(Dataset items)

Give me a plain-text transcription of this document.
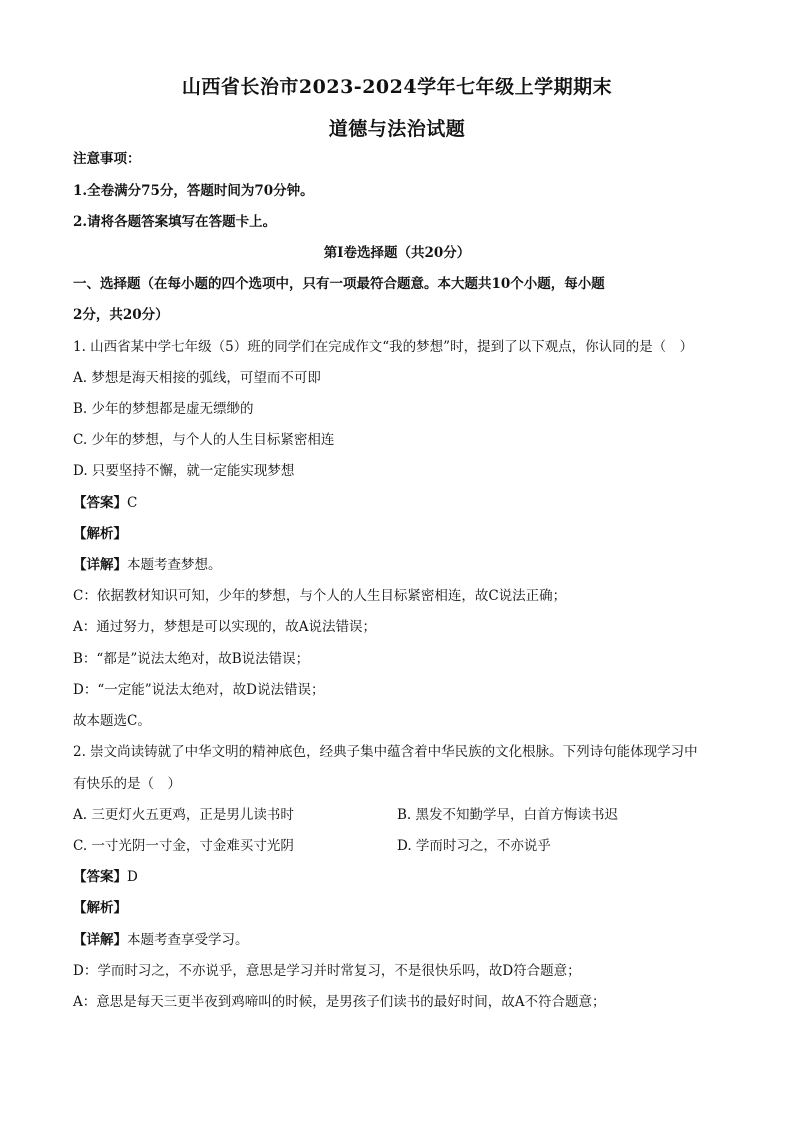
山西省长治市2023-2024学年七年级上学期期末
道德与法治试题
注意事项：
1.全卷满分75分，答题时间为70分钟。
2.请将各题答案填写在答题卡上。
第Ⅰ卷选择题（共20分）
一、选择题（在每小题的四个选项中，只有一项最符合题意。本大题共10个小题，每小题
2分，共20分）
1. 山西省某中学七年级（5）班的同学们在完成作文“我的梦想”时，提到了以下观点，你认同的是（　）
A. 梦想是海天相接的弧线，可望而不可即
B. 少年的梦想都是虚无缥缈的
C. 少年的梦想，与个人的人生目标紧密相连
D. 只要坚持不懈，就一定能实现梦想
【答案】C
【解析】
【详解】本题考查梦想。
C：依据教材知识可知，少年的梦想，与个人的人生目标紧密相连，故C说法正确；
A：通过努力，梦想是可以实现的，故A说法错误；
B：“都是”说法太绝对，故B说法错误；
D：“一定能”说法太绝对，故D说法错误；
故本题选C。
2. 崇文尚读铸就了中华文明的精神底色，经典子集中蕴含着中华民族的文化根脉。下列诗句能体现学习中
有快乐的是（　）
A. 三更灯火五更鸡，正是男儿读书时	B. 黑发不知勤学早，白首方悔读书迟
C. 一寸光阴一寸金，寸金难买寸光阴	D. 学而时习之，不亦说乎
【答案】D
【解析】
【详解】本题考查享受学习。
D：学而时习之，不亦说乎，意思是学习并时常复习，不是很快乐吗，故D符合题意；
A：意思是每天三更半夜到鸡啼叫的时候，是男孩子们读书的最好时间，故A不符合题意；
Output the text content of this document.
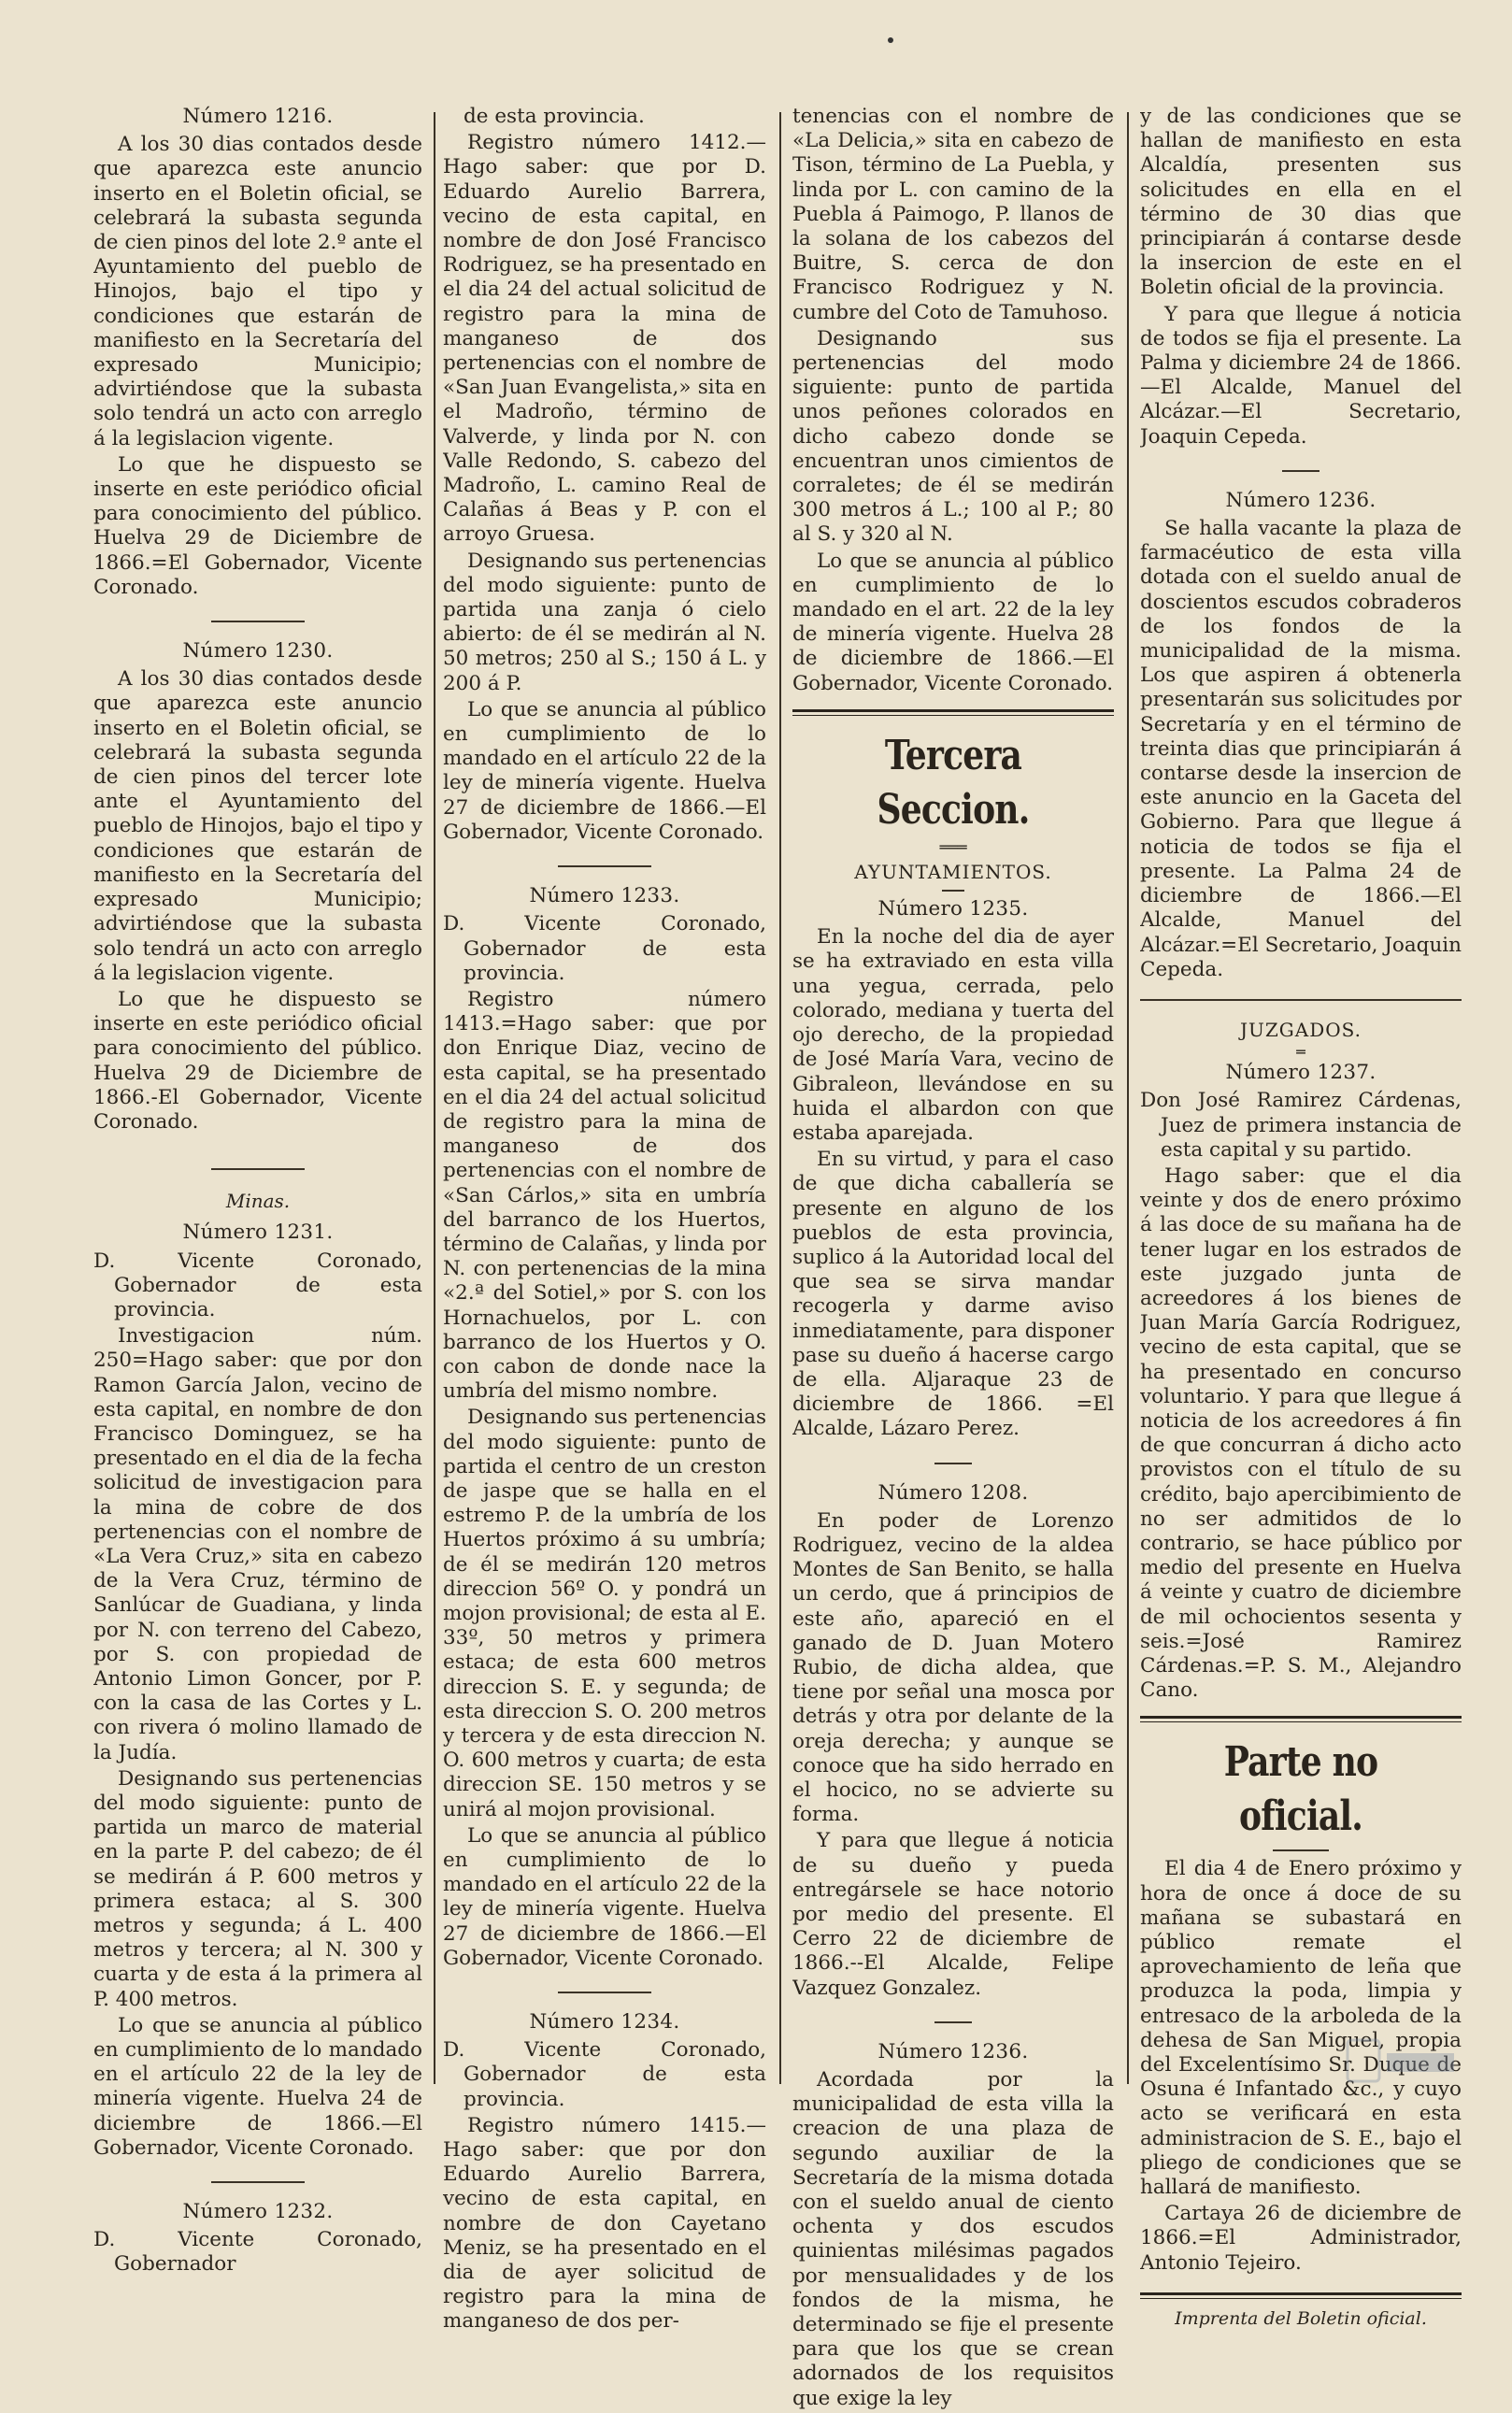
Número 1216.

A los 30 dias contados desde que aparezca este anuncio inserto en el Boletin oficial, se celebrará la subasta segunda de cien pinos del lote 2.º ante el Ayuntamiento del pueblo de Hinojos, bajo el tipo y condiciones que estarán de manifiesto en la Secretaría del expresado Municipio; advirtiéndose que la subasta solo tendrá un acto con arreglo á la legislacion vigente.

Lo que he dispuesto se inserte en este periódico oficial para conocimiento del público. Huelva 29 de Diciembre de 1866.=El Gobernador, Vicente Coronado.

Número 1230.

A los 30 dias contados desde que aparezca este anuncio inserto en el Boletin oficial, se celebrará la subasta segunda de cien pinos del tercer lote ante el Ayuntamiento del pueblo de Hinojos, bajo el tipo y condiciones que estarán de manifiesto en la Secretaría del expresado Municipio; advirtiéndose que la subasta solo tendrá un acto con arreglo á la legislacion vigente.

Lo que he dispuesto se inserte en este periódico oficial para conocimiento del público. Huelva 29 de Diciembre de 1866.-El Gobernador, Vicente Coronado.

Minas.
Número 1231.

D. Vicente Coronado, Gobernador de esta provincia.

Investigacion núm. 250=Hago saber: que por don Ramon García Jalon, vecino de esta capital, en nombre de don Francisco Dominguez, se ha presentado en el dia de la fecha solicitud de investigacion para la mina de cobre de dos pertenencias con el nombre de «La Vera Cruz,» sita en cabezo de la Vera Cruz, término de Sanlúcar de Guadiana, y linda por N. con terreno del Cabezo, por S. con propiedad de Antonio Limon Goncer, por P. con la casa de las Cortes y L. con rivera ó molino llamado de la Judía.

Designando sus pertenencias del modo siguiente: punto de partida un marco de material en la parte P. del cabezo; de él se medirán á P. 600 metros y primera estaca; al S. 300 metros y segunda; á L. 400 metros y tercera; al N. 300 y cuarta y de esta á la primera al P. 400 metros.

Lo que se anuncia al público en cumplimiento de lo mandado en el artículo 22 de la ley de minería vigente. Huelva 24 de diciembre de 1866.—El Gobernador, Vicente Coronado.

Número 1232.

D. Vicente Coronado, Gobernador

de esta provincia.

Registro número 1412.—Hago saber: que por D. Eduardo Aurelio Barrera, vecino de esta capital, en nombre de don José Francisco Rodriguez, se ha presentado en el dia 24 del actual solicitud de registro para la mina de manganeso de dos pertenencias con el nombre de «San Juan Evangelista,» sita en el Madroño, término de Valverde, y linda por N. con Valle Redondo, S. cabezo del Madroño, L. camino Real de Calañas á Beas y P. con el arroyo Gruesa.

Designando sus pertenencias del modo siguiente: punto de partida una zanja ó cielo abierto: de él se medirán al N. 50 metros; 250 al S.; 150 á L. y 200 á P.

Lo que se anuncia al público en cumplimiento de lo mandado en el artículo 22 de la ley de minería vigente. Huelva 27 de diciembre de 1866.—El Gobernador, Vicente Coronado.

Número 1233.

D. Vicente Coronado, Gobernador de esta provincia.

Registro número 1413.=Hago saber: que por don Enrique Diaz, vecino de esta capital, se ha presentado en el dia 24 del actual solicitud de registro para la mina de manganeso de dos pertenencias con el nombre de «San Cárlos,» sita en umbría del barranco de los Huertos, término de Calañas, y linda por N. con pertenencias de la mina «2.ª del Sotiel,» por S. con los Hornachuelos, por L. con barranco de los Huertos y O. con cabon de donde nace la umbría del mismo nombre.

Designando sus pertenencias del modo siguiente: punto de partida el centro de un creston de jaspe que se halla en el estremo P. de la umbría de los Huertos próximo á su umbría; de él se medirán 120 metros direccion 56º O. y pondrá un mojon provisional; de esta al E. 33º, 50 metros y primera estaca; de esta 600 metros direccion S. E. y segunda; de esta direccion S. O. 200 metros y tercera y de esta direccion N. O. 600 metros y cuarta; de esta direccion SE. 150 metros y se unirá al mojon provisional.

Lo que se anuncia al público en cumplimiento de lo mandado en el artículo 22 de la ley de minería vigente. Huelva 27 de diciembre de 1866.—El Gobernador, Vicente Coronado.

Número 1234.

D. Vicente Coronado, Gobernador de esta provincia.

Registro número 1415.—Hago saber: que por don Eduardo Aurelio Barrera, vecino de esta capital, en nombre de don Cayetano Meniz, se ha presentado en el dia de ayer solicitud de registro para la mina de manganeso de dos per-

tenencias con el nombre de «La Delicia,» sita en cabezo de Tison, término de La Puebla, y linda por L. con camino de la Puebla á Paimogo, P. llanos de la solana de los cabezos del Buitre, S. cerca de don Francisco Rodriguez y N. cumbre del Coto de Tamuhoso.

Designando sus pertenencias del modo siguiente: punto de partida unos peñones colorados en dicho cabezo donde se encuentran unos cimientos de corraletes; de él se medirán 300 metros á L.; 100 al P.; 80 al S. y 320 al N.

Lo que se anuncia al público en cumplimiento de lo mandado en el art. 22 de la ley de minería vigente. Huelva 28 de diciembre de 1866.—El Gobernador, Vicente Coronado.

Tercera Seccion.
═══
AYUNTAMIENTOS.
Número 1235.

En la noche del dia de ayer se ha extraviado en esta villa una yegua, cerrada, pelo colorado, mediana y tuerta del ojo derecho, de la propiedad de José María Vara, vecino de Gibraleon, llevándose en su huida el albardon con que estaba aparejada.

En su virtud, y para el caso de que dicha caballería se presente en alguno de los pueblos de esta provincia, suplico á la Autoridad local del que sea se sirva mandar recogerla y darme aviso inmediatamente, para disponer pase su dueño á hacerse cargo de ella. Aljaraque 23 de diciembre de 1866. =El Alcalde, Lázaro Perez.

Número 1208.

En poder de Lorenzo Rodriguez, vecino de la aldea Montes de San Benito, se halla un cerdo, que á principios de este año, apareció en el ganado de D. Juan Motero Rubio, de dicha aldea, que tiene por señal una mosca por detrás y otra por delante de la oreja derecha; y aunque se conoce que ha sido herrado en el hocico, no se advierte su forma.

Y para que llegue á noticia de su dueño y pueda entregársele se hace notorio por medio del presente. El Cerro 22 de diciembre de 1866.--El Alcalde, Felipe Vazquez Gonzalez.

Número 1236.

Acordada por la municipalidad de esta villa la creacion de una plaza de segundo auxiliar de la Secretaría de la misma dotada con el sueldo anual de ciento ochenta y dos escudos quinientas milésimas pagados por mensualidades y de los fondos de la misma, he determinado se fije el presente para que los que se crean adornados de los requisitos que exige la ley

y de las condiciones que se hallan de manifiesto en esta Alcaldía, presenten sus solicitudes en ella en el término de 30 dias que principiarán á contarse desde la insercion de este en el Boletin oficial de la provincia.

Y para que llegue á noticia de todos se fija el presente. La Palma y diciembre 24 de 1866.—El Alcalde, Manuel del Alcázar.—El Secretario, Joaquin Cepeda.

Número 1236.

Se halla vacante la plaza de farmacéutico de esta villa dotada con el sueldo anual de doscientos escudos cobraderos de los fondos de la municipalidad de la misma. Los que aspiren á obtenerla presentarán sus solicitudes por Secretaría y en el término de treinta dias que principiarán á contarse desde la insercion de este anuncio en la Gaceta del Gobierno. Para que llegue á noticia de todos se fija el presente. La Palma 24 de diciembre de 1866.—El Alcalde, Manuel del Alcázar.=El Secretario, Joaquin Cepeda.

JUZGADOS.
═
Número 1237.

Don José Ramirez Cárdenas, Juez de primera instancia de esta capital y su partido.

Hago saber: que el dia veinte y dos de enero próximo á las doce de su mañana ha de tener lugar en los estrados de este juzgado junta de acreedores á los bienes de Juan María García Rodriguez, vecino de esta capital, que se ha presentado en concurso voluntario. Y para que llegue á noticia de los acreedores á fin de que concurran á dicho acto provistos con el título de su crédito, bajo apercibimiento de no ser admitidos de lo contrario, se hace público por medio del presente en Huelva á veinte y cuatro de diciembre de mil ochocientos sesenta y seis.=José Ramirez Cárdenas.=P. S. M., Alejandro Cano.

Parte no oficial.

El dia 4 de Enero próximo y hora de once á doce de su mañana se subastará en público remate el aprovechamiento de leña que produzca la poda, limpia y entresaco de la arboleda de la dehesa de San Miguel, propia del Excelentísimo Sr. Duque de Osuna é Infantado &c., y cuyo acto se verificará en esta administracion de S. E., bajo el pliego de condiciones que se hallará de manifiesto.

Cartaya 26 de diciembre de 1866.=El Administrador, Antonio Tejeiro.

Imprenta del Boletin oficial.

Task directions:
Copy each line of the records above that carries the word "mañana".

Solution to the exercise:
Hago saber: que el dia veinte y dos de enero próximo á las doce de su mañana ha de tener lugar en los estrados de este juzgado junta de acreedores á los bienes de Juan María García Rodriguez, vecino de esta capital, que se ha presentado en concurso voluntario. Y para que llegue á noticia de los acreedores á fin de que concurran á dicho acto provistos con el título de su crédito, bajo apercibimiento de no ser admitidos de lo contrario, se hace público por medio del presente en Huelva á veinte y cuatro de diciembre de mil ochocientos sesenta y seis.=José Ramirez Cárdenas.=P. S. M., Alejandro Cano.
El dia 4 de Enero próximo y hora de once á doce de su mañana se subastará en público remate el aprovechamiento de leña que produzca la poda, limpia y entresaco de la arboleda de la dehesa de San Miguel, propia del Excelentísimo Sr. Duque de Osuna é Infantado &c., y cuyo acto se verificará en esta administracion de S. E., bajo el pliego de condiciones que se hallará de manifiesto.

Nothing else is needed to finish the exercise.